● **TASK REQUIREMENTS**: Copy each line that contains the string "BALANZA".

● **RECORD EXCERPTS**:
-=-=-
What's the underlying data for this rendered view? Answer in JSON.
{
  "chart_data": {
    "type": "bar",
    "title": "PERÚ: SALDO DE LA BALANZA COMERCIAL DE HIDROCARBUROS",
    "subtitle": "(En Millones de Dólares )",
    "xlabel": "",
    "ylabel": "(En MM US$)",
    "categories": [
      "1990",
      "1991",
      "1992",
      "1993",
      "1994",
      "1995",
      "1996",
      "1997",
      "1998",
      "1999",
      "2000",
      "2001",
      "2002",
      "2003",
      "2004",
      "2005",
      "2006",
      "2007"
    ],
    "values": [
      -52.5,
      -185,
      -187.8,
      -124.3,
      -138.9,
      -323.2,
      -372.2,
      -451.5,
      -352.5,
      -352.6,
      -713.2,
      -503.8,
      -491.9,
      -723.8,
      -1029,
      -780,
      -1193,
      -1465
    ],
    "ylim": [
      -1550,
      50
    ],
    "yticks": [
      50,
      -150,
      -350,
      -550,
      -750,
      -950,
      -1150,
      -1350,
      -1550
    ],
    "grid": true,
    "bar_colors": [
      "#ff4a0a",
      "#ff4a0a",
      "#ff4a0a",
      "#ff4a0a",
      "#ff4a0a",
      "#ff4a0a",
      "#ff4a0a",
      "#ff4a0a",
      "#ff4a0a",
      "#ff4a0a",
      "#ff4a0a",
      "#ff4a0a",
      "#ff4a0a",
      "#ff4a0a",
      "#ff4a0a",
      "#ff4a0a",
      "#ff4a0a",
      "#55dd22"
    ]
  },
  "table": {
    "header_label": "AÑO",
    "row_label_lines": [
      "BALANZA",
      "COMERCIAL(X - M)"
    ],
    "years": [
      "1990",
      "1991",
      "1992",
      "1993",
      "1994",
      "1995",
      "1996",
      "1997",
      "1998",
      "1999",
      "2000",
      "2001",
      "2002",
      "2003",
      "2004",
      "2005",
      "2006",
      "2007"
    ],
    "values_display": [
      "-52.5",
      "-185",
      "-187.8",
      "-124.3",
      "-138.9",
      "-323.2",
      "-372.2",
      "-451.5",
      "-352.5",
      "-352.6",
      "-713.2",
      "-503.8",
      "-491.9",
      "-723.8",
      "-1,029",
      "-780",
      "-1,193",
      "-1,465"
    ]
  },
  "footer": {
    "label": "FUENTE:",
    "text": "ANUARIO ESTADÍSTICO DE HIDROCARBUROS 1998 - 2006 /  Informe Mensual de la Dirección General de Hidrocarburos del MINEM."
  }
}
-=-=-
● **FINAL RESULT**:
    "title": "PERÚ: SALDO DE LA BALANZA COMERCIAL DE HIDROCARBUROS",
      "BALANZA",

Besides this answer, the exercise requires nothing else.